> Problem: Lift out all lines below that contain "operations".

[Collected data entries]
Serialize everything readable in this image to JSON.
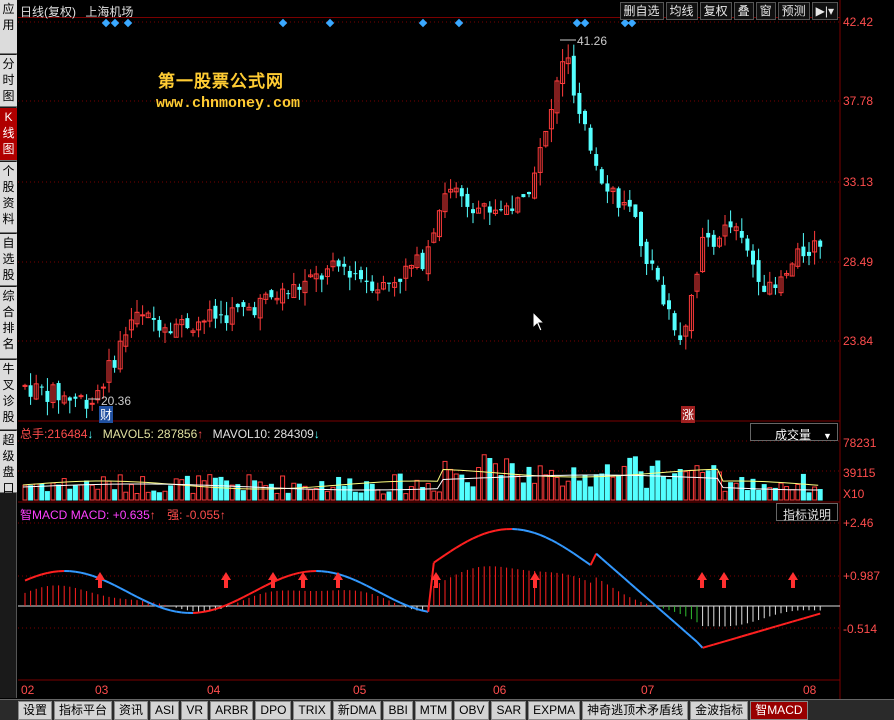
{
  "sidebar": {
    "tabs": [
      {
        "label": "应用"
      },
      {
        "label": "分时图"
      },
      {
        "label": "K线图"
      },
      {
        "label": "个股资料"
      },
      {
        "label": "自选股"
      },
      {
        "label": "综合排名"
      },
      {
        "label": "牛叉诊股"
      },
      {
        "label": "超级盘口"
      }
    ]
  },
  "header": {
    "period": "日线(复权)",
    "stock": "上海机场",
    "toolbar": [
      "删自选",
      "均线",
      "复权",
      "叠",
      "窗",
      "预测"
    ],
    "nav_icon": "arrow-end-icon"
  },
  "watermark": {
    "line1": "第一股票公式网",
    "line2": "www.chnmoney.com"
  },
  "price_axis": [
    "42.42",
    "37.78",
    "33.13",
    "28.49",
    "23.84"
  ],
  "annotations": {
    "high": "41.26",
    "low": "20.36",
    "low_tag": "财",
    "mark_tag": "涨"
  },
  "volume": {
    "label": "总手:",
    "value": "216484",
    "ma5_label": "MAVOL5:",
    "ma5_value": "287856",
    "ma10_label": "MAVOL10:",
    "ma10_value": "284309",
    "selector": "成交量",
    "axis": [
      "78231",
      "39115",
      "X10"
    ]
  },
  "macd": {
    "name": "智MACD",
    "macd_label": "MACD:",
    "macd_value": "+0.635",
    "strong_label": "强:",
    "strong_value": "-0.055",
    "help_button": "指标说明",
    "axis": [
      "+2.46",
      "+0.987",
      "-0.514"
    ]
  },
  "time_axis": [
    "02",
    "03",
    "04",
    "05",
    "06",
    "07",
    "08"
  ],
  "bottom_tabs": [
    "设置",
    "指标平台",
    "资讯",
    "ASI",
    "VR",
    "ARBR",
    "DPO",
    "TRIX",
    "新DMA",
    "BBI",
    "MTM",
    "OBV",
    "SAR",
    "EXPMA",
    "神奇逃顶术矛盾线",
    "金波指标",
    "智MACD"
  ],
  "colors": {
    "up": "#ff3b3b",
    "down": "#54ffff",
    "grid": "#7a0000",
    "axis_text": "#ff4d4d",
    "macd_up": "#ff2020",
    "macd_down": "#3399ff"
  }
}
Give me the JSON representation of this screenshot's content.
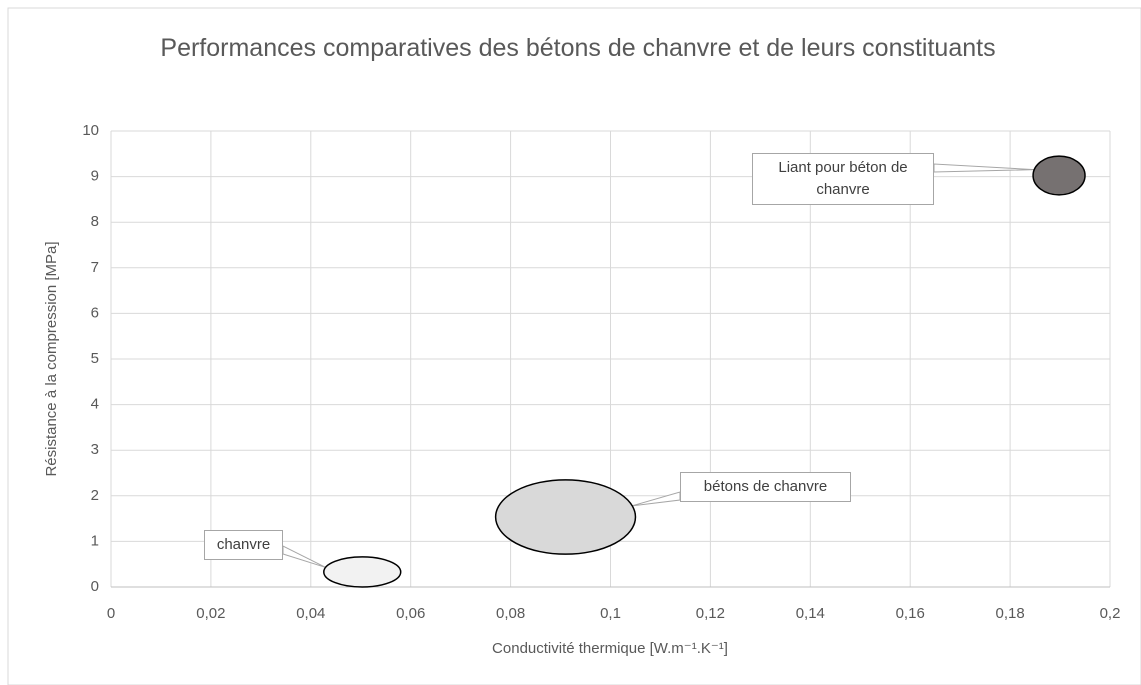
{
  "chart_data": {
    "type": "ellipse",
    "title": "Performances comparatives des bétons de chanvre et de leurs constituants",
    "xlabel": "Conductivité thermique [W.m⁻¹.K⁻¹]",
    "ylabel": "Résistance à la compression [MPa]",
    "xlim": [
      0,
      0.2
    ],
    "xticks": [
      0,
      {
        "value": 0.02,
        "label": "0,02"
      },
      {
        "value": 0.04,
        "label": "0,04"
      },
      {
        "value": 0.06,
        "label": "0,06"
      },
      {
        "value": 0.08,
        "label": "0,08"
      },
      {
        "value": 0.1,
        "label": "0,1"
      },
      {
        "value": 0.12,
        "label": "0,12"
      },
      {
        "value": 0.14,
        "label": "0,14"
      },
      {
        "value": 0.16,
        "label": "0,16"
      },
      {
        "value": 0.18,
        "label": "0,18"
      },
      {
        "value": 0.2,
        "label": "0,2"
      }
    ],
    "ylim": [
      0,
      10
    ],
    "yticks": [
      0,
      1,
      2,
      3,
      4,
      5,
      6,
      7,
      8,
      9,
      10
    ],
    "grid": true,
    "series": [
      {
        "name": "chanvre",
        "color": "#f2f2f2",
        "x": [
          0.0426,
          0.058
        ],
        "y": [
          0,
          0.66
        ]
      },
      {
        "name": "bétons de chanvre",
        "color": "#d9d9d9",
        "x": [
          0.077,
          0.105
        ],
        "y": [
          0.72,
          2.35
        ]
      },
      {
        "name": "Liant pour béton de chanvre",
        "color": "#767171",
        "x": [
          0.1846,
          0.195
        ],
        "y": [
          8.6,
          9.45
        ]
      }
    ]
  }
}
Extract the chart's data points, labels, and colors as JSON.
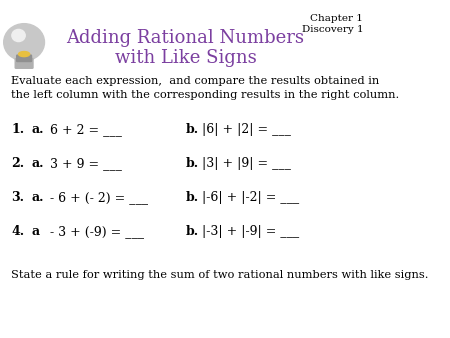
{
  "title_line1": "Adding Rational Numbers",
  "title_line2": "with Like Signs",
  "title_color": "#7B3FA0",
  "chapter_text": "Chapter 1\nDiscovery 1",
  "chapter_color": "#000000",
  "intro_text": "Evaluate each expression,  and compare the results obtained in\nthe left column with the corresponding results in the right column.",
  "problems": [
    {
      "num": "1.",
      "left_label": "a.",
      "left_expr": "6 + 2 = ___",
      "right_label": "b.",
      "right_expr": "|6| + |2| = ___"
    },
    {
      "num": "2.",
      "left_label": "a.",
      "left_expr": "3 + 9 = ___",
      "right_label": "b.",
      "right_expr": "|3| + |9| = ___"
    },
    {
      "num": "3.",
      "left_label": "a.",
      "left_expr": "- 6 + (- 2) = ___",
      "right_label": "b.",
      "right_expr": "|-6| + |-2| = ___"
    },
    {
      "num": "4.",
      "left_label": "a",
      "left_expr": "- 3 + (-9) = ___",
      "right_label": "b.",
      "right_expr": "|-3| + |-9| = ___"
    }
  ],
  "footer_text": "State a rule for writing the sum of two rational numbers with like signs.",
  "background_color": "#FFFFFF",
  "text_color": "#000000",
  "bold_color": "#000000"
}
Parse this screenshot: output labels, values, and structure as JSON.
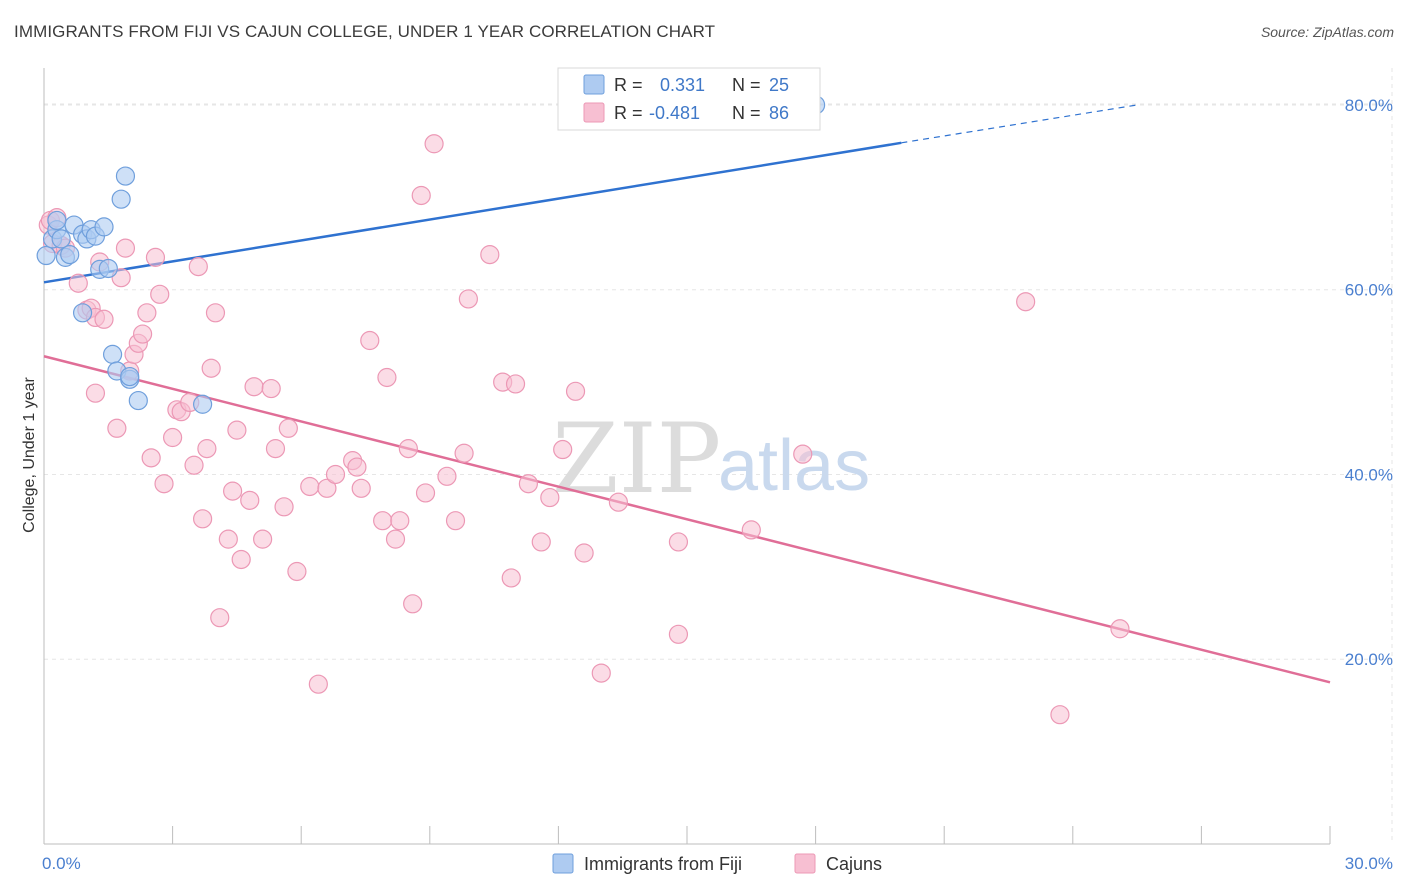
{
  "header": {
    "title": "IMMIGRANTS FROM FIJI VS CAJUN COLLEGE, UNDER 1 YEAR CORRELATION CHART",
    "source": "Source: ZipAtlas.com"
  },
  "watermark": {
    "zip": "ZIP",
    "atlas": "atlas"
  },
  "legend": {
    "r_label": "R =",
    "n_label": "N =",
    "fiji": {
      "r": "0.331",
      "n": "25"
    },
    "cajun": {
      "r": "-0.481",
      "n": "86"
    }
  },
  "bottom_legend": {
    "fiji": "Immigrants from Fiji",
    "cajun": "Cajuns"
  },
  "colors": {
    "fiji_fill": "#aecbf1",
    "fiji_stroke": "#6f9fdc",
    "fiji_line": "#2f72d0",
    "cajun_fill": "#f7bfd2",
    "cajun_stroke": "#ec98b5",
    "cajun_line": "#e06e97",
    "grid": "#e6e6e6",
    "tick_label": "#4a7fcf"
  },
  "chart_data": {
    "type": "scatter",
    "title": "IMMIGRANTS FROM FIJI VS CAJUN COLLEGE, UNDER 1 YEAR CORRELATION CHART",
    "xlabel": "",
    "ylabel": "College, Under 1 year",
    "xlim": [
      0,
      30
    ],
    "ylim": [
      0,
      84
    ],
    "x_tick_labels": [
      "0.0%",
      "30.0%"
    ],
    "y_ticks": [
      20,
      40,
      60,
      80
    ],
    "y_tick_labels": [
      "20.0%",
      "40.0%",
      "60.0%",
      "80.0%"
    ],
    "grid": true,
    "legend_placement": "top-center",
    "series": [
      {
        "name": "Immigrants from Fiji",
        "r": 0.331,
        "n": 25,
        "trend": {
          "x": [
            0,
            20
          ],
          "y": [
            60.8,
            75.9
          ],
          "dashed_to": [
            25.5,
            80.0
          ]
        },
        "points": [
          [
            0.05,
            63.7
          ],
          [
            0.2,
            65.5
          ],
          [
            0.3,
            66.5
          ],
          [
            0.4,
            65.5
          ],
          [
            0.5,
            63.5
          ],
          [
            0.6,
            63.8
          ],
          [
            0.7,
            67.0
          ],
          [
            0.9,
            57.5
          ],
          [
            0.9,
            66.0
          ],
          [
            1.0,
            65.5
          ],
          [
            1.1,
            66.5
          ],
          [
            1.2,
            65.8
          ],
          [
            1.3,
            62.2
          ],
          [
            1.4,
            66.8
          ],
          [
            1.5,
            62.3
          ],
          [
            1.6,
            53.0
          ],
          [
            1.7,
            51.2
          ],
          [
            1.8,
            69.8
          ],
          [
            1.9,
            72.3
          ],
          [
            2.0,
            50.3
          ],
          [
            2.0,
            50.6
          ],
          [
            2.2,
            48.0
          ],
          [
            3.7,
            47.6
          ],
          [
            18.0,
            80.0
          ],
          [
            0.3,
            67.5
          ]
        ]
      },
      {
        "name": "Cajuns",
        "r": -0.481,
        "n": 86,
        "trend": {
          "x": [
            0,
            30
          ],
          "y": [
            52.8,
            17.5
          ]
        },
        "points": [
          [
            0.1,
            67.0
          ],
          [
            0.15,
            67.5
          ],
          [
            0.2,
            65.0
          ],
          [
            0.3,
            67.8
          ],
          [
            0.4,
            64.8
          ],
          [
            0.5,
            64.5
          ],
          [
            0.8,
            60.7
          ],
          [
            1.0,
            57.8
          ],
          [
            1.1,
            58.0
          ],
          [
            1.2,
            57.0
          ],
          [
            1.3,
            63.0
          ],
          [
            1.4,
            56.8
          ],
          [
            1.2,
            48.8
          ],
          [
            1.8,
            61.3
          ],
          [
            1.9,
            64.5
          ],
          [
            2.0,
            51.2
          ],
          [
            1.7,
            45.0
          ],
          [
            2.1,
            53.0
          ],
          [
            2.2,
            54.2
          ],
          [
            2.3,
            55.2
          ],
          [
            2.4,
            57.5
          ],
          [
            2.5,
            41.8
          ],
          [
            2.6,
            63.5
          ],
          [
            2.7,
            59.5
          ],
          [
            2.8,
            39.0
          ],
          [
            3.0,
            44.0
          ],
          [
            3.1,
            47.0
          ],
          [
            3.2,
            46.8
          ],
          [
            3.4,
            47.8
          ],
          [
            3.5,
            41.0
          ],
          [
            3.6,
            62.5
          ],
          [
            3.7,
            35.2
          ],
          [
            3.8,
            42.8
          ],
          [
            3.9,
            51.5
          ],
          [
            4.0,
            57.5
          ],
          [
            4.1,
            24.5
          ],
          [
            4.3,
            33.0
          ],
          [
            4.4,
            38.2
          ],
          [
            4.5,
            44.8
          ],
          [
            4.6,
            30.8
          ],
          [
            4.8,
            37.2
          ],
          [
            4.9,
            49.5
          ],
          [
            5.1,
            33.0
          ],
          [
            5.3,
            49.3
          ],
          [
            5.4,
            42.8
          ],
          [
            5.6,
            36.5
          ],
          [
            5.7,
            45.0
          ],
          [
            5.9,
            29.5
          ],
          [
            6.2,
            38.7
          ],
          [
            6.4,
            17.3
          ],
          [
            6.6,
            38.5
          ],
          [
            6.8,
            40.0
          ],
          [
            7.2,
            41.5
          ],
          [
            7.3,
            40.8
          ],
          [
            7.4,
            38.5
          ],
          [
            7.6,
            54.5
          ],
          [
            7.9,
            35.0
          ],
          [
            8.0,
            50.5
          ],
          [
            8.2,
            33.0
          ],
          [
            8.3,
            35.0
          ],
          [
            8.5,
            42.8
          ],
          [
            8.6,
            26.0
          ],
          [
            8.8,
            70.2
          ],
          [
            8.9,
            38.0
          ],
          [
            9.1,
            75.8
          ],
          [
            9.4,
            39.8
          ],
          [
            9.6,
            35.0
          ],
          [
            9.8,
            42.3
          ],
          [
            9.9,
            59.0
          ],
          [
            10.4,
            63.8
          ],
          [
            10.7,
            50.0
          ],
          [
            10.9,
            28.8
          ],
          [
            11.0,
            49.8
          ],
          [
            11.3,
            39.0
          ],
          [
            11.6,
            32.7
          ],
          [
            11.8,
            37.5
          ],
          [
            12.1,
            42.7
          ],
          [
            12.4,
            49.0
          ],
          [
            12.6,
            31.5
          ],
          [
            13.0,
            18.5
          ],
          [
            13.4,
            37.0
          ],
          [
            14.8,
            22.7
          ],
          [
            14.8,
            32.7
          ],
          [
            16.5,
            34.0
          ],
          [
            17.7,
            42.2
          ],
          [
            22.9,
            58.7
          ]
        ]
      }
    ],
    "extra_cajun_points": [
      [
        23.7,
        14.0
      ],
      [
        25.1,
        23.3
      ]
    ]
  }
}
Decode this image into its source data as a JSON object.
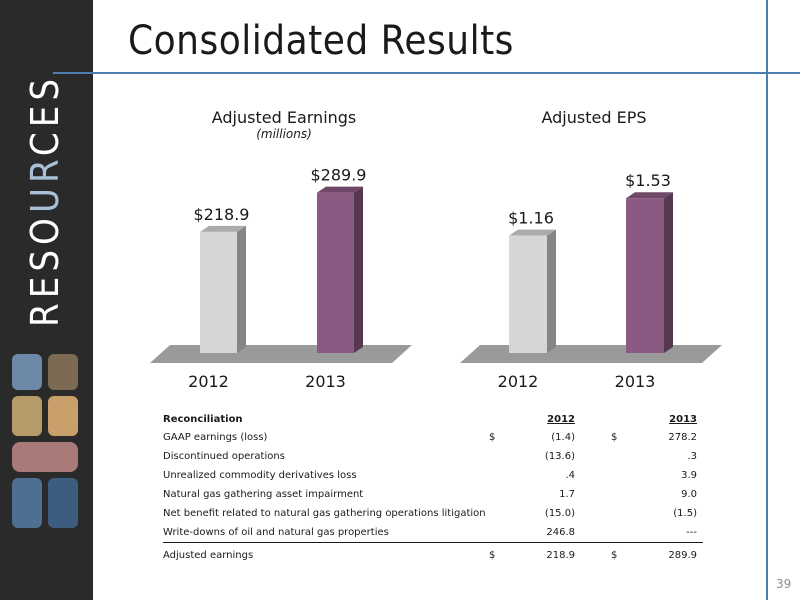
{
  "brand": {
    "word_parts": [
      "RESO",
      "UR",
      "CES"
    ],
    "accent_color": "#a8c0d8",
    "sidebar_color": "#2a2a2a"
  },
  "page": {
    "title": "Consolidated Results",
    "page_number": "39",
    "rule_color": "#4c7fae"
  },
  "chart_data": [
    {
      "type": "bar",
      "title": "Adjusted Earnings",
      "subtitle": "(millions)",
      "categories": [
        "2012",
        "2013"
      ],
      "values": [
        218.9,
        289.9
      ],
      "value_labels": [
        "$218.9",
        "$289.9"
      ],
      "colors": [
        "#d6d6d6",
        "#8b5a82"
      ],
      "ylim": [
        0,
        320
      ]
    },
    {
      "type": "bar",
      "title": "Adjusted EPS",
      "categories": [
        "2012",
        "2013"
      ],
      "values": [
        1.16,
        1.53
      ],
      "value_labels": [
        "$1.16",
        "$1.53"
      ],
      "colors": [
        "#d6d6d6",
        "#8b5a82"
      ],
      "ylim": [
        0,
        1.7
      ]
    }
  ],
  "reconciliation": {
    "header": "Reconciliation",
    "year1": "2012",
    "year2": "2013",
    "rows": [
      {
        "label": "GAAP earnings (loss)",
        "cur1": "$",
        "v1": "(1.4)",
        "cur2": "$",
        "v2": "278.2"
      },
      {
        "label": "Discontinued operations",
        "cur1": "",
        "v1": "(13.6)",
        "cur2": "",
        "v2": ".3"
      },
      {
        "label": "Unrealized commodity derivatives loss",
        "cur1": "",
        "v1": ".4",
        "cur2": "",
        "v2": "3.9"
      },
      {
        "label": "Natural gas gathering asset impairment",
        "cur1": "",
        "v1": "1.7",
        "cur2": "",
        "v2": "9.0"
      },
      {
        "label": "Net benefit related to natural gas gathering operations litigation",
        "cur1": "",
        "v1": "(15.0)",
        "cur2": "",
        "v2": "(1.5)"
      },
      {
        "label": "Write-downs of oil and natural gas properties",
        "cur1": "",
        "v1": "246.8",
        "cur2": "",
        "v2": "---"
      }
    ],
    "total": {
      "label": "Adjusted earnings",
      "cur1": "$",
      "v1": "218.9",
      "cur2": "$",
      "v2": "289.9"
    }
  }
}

> Task output:
        "label": "Discontinued operations",
        "label": "Net benefit related to natural gas gathering operations litigation",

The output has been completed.